* START ENTRIES PROVIDED *

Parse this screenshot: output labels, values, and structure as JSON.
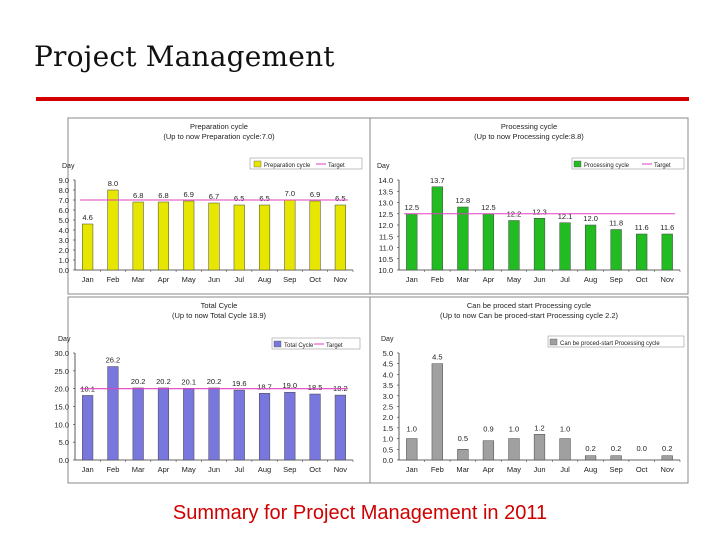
{
  "slide": {
    "title": "Project Management",
    "caption": "Summary for Project Management in 2011",
    "rule_color": "#d40000",
    "caption_color": "#d00000"
  },
  "chart_data": [
    {
      "type": "bar",
      "title": "Preparation cycle",
      "subtitle": "(Up to now Preparation cycle:7.0)",
      "ylabel": "Day",
      "categories": [
        "Jan",
        "Feb",
        "Mar",
        "Apr",
        "May",
        "Jun",
        "Jul",
        "Aug",
        "Sep",
        "Oct",
        "Nov"
      ],
      "values": [
        4.6,
        8.0,
        6.8,
        6.8,
        6.9,
        6.7,
        6.5,
        6.5,
        7.0,
        6.9,
        6.5
      ],
      "value_labels": [
        "4.6",
        "8.0",
        "6.8",
        "6.8",
        "6.9",
        "6.7",
        "6.5",
        "6.5",
        "7.0",
        "6.9",
        "6.5"
      ],
      "target": 7.0,
      "ylim": [
        0,
        9
      ],
      "yticks": [
        "0.0",
        "1.0",
        "2.0",
        "3.0",
        "4.0",
        "5.0",
        "6.0",
        "7.0",
        "8.0",
        "9.0"
      ],
      "legend": [
        "Preparation cycle",
        "Target"
      ],
      "bar_color": "#e6e600",
      "target_color": "#e040c0"
    },
    {
      "type": "bar",
      "title": "Processing cycle",
      "subtitle": "(Up to now Processing cycle:8.8)",
      "ylabel": "Day",
      "categories": [
        "Jan",
        "Feb",
        "Mar",
        "Apr",
        "May",
        "Jun",
        "Jul",
        "Aug",
        "Sep",
        "Oct",
        "Nov"
      ],
      "values": [
        12.5,
        13.7,
        12.8,
        12.5,
        12.2,
        12.3,
        12.1,
        12.0,
        11.8,
        11.6,
        11.6
      ],
      "value_labels": [
        "12.5",
        "13.7",
        "12.8",
        "12.5",
        "12.2",
        "12.3",
        "12.1",
        "12.0",
        "11.8",
        "11.6",
        "11.6"
      ],
      "target": 12.5,
      "ylim": [
        10,
        14
      ],
      "yticks": [
        "10.0",
        "10.5",
        "11.0",
        "11.5",
        "12.0",
        "12.5",
        "13.0",
        "13.5",
        "14.0"
      ],
      "legend": [
        "Processing cycle",
        "Target"
      ],
      "bar_color": "#22bb22",
      "target_color": "#e040c0"
    },
    {
      "type": "bar",
      "title": "Total Cycle",
      "subtitle": "(Up to now Total Cycle 18.9)",
      "ylabel": "Day",
      "categories": [
        "Jan",
        "Feb",
        "Mar",
        "Apr",
        "May",
        "Jun",
        "Jul",
        "Aug",
        "Sep",
        "Oct",
        "Nov"
      ],
      "values": [
        18.1,
        26.2,
        20.2,
        20.2,
        20.1,
        20.2,
        19.6,
        18.7,
        19.0,
        18.5,
        18.2
      ],
      "value_labels": [
        "18.1",
        "26.2",
        "20.2",
        "20.2",
        "20.1",
        "20.2",
        "19.6",
        "18.7",
        "19.0",
        "18.5",
        "18.2"
      ],
      "target": 20.0,
      "ylim": [
        0,
        30
      ],
      "yticks": [
        "0.0",
        "5.0",
        "10.0",
        "15.0",
        "20.0",
        "25.0",
        "30.0"
      ],
      "legend": [
        "Total Cycle",
        "Target"
      ],
      "bar_color": "#7777dd",
      "target_color": "#e040c0"
    },
    {
      "type": "bar",
      "title": "Can be proced start Processing cycle",
      "subtitle": "(Up to now Can be proced-start Processing cycle 2.2)",
      "ylabel": "Day",
      "categories": [
        "Jan",
        "Feb",
        "Mar",
        "Apr",
        "May",
        "Jun",
        "Jul",
        "Aug",
        "Sep",
        "Oct",
        "Nov"
      ],
      "values": [
        1.0,
        4.5,
        0.5,
        0.9,
        1.0,
        1.2,
        1.0,
        0.2,
        0.2,
        0.0,
        0.2
      ],
      "value_labels": [
        "1.0",
        "4.5",
        "0.5",
        "0.9",
        "1.0",
        "1.2",
        "1.0",
        "0.2",
        "0.2",
        "0.0",
        "0.2"
      ],
      "ylim": [
        0,
        5
      ],
      "yticks": [
        "0.0",
        "0.5",
        "1.0",
        "1.5",
        "2.0",
        "2.5",
        "3.0",
        "3.5",
        "4.0",
        "4.5",
        "5.0"
      ],
      "legend": [
        "Can be proced-start Processing cycle"
      ],
      "bar_color": "#a0a0a0"
    }
  ]
}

* END ENTRIES PROVIDED *

Write the material out again exactly as it appears, dropping the pictures.

=== THE SOLUTION ===
Parse this screenshot: output labels, values, and structure as JSON.
{
  "slide": {
    "title": "Project Management",
    "caption": "Summary for Project Management in 2011",
    "rule_color": "#d40000",
    "caption_color": "#d00000"
  },
  "chart_data": [
    {
      "type": "bar",
      "title": "Preparation cycle",
      "subtitle": "(Up to now Preparation cycle:7.0)",
      "ylabel": "Day",
      "categories": [
        "Jan",
        "Feb",
        "Mar",
        "Apr",
        "May",
        "Jun",
        "Jul",
        "Aug",
        "Sep",
        "Oct",
        "Nov"
      ],
      "values": [
        4.6,
        8.0,
        6.8,
        6.8,
        6.9,
        6.7,
        6.5,
        6.5,
        7.0,
        6.9,
        6.5
      ],
      "value_labels": [
        "4.6",
        "8.0",
        "6.8",
        "6.8",
        "6.9",
        "6.7",
        "6.5",
        "6.5",
        "7.0",
        "6.9",
        "6.5"
      ],
      "target": 7.0,
      "ylim": [
        0,
        9
      ],
      "yticks": [
        "0.0",
        "1.0",
        "2.0",
        "3.0",
        "4.0",
        "5.0",
        "6.0",
        "7.0",
        "8.0",
        "9.0"
      ],
      "legend": [
        "Preparation cycle",
        "Target"
      ],
      "bar_color": "#e6e600",
      "target_color": "#e040c0"
    },
    {
      "type": "bar",
      "title": "Processing cycle",
      "subtitle": "(Up to now Processing cycle:8.8)",
      "ylabel": "Day",
      "categories": [
        "Jan",
        "Feb",
        "Mar",
        "Apr",
        "May",
        "Jun",
        "Jul",
        "Aug",
        "Sep",
        "Oct",
        "Nov"
      ],
      "values": [
        12.5,
        13.7,
        12.8,
        12.5,
        12.2,
        12.3,
        12.1,
        12.0,
        11.8,
        11.6,
        11.6
      ],
      "value_labels": [
        "12.5",
        "13.7",
        "12.8",
        "12.5",
        "12.2",
        "12.3",
        "12.1",
        "12.0",
        "11.8",
        "11.6",
        "11.6"
      ],
      "target": 12.5,
      "ylim": [
        10,
        14
      ],
      "yticks": [
        "10.0",
        "10.5",
        "11.0",
        "11.5",
        "12.0",
        "12.5",
        "13.0",
        "13.5",
        "14.0"
      ],
      "legend": [
        "Processing cycle",
        "Target"
      ],
      "bar_color": "#22bb22",
      "target_color": "#e040c0"
    },
    {
      "type": "bar",
      "title": "Total Cycle",
      "subtitle": "(Up to now Total Cycle 18.9)",
      "ylabel": "Day",
      "categories": [
        "Jan",
        "Feb",
        "Mar",
        "Apr",
        "May",
        "Jun",
        "Jul",
        "Aug",
        "Sep",
        "Oct",
        "Nov"
      ],
      "values": [
        18.1,
        26.2,
        20.2,
        20.2,
        20.1,
        20.2,
        19.6,
        18.7,
        19.0,
        18.5,
        18.2
      ],
      "value_labels": [
        "18.1",
        "26.2",
        "20.2",
        "20.2",
        "20.1",
        "20.2",
        "19.6",
        "18.7",
        "19.0",
        "18.5",
        "18.2"
      ],
      "target": 20.0,
      "ylim": [
        0,
        30
      ],
      "yticks": [
        "0.0",
        "5.0",
        "10.0",
        "15.0",
        "20.0",
        "25.0",
        "30.0"
      ],
      "legend": [
        "Total Cycle",
        "Target"
      ],
      "bar_color": "#7777dd",
      "target_color": "#e040c0"
    },
    {
      "type": "bar",
      "title": "Can be proced start Processing cycle",
      "subtitle": "(Up to now Can be proced-start Processing cycle 2.2)",
      "ylabel": "Day",
      "categories": [
        "Jan",
        "Feb",
        "Mar",
        "Apr",
        "May",
        "Jun",
        "Jul",
        "Aug",
        "Sep",
        "Oct",
        "Nov"
      ],
      "values": [
        1.0,
        4.5,
        0.5,
        0.9,
        1.0,
        1.2,
        1.0,
        0.2,
        0.2,
        0.0,
        0.2
      ],
      "value_labels": [
        "1.0",
        "4.5",
        "0.5",
        "0.9",
        "1.0",
        "1.2",
        "1.0",
        "0.2",
        "0.2",
        "0.0",
        "0.2"
      ],
      "ylim": [
        0,
        5
      ],
      "yticks": [
        "0.0",
        "0.5",
        "1.0",
        "1.5",
        "2.0",
        "2.5",
        "3.0",
        "3.5",
        "4.0",
        "4.5",
        "5.0"
      ],
      "legend": [
        "Can be proced-start Processing cycle"
      ],
      "bar_color": "#a0a0a0"
    }
  ]
}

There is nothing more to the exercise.